### Objective
Copy the items starting with the line containing "list each element" and going on through the line containing "call-cell: G3L bbox=[292, 471, 335, 496]", reproducing them exactly.

### Record list
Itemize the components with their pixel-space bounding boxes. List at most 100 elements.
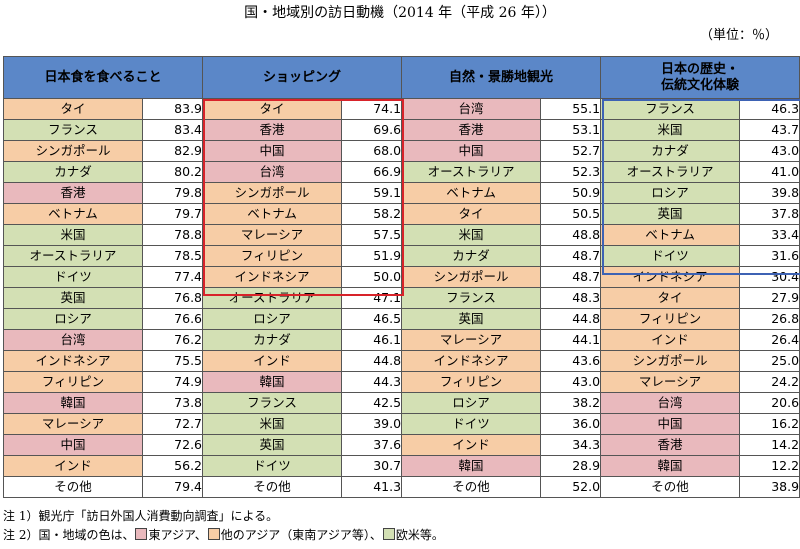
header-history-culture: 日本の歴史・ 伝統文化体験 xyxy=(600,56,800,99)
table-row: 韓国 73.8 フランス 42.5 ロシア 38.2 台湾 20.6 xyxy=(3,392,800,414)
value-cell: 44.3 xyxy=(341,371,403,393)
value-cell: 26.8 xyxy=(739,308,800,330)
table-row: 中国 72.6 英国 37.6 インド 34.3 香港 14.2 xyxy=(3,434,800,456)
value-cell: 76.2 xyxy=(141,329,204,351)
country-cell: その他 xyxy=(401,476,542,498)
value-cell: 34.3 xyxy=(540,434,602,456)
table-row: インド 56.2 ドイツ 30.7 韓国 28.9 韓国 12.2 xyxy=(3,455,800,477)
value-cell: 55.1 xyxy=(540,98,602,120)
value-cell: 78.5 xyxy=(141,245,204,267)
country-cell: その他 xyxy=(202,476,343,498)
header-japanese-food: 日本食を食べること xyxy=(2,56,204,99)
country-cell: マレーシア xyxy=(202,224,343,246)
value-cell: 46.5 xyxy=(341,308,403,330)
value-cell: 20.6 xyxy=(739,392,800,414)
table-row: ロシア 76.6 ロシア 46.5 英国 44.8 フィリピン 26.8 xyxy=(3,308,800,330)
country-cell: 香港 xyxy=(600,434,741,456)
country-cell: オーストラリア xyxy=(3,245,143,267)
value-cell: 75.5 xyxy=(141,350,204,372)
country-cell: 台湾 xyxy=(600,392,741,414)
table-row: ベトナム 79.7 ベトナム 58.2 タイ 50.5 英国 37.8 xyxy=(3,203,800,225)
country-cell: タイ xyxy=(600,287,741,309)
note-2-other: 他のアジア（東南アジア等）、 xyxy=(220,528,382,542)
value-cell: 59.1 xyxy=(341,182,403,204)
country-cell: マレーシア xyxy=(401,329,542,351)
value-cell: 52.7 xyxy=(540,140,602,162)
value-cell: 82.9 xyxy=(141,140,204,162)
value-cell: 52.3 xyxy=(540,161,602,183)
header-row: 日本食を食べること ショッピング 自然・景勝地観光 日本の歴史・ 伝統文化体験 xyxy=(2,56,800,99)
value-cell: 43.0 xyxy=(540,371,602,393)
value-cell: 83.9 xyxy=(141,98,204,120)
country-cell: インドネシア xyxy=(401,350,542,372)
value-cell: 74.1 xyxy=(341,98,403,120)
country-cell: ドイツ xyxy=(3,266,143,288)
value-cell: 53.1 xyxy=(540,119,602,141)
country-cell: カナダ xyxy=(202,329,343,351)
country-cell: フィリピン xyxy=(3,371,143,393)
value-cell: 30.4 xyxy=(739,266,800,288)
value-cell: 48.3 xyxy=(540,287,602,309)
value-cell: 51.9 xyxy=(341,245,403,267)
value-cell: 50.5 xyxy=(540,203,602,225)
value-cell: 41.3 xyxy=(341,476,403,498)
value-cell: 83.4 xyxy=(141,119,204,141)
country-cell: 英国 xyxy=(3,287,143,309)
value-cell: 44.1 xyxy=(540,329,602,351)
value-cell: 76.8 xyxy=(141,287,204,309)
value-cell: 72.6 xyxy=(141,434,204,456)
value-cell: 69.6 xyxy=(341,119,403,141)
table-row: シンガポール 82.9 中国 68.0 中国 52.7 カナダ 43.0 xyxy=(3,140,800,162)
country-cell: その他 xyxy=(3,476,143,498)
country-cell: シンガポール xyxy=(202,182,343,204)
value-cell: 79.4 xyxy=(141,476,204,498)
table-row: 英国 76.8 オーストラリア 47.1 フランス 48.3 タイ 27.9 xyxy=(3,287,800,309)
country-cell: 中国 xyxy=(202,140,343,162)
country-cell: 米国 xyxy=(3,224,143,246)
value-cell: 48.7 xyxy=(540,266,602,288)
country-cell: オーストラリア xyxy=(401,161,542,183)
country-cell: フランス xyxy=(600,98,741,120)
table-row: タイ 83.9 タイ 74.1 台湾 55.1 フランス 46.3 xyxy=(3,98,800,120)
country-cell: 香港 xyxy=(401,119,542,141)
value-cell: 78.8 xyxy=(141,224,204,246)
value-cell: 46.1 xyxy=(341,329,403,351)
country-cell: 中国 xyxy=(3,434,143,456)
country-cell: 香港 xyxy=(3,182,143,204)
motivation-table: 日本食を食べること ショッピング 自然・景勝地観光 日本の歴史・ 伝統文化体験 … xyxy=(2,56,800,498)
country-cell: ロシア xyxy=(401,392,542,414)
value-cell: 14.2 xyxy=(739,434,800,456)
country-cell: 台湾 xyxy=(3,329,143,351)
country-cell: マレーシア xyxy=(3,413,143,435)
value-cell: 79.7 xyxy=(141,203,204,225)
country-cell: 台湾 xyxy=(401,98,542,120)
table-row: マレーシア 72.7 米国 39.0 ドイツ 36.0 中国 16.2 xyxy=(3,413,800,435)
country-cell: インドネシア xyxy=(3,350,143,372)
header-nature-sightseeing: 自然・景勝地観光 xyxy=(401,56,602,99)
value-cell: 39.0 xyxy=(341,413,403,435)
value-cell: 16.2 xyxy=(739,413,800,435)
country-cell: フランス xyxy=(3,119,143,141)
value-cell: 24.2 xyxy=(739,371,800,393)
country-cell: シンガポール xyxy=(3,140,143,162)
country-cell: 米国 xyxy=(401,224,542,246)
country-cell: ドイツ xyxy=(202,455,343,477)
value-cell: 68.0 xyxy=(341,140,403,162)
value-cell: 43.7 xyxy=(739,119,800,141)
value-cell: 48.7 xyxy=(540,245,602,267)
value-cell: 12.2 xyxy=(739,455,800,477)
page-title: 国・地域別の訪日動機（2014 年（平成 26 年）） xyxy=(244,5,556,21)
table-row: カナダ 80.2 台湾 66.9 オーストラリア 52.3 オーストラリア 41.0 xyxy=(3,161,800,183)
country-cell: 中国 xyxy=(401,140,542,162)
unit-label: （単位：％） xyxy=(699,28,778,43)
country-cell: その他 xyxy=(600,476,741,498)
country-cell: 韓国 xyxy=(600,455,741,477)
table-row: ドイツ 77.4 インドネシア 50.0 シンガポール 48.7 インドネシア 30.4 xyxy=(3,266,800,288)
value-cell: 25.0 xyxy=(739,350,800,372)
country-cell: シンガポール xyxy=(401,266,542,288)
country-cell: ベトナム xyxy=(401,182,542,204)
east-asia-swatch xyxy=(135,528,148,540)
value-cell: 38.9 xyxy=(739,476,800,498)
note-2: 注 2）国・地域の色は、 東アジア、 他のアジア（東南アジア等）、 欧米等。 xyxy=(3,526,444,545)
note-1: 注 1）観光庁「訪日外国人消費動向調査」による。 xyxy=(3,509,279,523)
* * *
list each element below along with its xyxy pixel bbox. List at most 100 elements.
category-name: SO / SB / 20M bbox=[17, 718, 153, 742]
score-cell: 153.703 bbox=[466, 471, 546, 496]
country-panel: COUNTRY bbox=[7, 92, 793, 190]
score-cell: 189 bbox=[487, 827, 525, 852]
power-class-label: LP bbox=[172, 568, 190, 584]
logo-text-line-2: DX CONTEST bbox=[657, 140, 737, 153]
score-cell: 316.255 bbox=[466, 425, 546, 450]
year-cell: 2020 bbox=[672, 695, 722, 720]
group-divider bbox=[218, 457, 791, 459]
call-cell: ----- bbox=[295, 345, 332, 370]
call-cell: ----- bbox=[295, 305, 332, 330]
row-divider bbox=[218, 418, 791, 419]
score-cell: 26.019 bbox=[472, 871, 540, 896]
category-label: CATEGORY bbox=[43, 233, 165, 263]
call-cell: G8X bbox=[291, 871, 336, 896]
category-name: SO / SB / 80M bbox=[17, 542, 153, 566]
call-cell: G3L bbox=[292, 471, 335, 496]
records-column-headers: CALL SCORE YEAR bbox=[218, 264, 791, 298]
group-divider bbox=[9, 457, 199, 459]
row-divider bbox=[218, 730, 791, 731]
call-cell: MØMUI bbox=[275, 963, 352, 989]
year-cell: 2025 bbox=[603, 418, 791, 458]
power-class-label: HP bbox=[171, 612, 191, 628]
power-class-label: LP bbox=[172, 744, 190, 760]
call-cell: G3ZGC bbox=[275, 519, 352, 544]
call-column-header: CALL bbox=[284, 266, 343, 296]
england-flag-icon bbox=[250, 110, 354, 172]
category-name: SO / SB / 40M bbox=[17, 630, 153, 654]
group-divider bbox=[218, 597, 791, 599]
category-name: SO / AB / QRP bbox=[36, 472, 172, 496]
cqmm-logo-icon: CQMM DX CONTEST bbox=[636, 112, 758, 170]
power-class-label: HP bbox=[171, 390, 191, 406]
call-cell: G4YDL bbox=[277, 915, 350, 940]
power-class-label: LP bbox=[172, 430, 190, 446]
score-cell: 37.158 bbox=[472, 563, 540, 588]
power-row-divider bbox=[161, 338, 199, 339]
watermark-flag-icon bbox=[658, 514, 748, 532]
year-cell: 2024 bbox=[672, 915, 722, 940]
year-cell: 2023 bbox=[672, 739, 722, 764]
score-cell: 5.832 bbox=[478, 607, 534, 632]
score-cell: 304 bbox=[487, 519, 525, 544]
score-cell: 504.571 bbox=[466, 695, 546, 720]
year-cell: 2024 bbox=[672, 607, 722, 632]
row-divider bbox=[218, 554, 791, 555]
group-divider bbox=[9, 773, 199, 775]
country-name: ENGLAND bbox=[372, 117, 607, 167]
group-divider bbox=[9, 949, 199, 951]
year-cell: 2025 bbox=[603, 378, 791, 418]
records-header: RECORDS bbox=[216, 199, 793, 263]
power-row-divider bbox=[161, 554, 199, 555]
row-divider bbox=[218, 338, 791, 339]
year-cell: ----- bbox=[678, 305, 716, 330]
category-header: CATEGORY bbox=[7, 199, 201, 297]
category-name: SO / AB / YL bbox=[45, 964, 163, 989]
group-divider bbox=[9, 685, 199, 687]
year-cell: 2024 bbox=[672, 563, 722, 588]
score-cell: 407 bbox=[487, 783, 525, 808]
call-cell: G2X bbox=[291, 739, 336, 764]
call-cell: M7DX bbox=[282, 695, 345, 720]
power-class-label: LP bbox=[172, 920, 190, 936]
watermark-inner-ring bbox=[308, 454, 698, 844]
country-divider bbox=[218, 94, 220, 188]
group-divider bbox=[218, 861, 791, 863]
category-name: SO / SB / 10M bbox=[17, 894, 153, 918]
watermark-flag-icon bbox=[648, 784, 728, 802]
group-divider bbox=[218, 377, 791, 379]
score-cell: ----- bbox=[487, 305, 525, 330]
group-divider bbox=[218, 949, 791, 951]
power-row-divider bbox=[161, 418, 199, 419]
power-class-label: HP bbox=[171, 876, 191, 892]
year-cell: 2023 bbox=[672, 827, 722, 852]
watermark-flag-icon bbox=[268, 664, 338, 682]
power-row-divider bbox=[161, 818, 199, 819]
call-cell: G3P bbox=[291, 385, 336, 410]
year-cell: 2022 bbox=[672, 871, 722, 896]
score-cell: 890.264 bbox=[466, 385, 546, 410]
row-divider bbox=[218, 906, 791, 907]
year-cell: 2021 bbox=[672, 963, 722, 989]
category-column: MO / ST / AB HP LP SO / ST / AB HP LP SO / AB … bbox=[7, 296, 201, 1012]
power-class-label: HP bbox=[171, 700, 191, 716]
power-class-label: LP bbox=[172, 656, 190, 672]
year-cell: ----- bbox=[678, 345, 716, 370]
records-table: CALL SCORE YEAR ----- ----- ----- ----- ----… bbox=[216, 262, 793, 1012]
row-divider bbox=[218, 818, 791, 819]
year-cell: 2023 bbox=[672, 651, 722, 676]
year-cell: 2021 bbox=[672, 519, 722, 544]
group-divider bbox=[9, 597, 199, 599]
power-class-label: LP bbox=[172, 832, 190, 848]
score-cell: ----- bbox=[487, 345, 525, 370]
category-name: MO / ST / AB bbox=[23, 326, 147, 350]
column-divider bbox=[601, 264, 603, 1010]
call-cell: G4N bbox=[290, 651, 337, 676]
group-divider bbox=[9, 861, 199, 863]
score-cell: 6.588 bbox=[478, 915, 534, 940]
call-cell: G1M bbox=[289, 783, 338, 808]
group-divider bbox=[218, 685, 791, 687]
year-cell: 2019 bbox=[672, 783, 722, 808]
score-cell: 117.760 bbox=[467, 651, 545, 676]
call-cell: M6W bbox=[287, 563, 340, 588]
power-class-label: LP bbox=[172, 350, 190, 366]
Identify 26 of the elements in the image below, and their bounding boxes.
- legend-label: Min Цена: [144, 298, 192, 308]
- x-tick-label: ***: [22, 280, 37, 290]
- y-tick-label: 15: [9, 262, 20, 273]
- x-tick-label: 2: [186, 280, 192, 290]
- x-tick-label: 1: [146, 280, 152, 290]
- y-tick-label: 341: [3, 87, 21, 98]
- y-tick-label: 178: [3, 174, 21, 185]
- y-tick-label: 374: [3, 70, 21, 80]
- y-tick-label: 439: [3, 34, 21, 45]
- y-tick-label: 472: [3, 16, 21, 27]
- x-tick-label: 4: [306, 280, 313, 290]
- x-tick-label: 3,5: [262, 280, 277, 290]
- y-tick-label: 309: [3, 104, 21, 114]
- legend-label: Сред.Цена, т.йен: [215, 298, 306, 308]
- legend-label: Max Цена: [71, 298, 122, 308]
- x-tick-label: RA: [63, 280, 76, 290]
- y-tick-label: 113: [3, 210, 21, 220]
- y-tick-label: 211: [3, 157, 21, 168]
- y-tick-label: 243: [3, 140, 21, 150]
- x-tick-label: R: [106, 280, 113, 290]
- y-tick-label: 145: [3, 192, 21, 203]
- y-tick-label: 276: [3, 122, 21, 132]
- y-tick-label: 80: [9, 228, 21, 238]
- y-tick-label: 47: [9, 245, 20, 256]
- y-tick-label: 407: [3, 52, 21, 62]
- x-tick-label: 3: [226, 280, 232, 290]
* * *
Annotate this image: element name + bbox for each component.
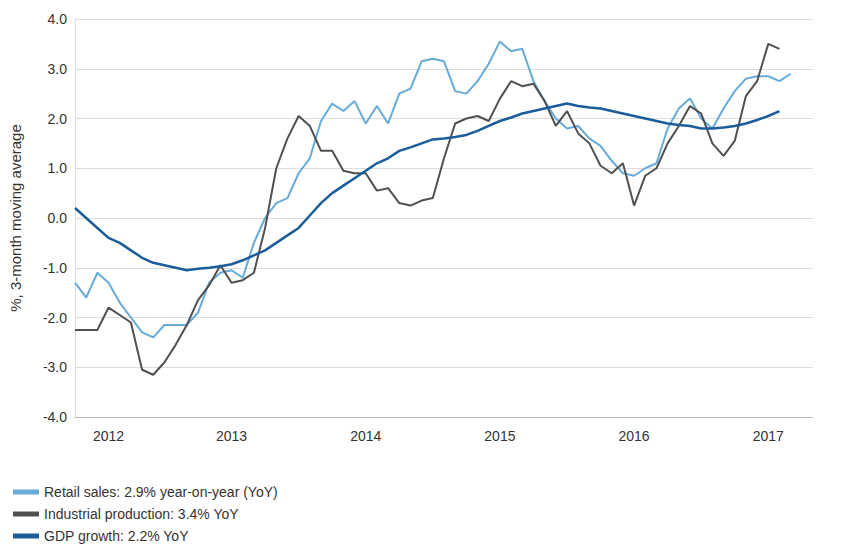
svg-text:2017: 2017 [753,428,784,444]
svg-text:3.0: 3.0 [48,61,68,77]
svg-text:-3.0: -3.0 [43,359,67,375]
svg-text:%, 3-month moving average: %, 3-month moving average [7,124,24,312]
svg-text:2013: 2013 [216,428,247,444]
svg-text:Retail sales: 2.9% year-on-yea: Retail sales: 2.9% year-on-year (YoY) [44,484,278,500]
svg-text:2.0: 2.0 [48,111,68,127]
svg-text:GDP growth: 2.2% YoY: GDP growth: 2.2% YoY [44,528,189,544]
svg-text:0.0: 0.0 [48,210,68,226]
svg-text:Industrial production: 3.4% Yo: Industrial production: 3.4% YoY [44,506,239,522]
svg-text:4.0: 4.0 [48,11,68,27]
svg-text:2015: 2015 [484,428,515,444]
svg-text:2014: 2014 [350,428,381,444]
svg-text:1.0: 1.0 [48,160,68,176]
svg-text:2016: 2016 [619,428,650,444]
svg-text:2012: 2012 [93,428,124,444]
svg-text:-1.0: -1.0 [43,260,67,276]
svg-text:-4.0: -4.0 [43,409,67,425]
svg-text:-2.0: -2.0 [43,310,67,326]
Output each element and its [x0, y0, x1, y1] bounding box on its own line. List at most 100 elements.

### Response
list each element below along with its xyxy pixel bbox. List at most 100 elements.
category-name: SO / SB / 20M bbox=[17, 718, 153, 742]
score-cell: 153.703 bbox=[466, 471, 546, 496]
country-panel: COUNTRY bbox=[7, 92, 793, 190]
score-cell: 189 bbox=[487, 827, 525, 852]
power-class-label: LP bbox=[172, 568, 190, 584]
logo-text-line-2: DX CONTEST bbox=[657, 140, 737, 153]
score-cell: 316.255 bbox=[466, 425, 546, 450]
year-cell: 2020 bbox=[672, 695, 722, 720]
group-divider bbox=[218, 457, 791, 459]
call-cell: ----- bbox=[295, 345, 332, 370]
call-cell: ----- bbox=[295, 305, 332, 330]
row-divider bbox=[218, 418, 791, 419]
score-cell: 26.019 bbox=[472, 871, 540, 896]
category-label: CATEGORY bbox=[43, 233, 165, 263]
call-cell: G8X bbox=[291, 871, 336, 896]
category-name: SO / SB / 80M bbox=[17, 542, 153, 566]
call-cell: G3L bbox=[292, 471, 335, 496]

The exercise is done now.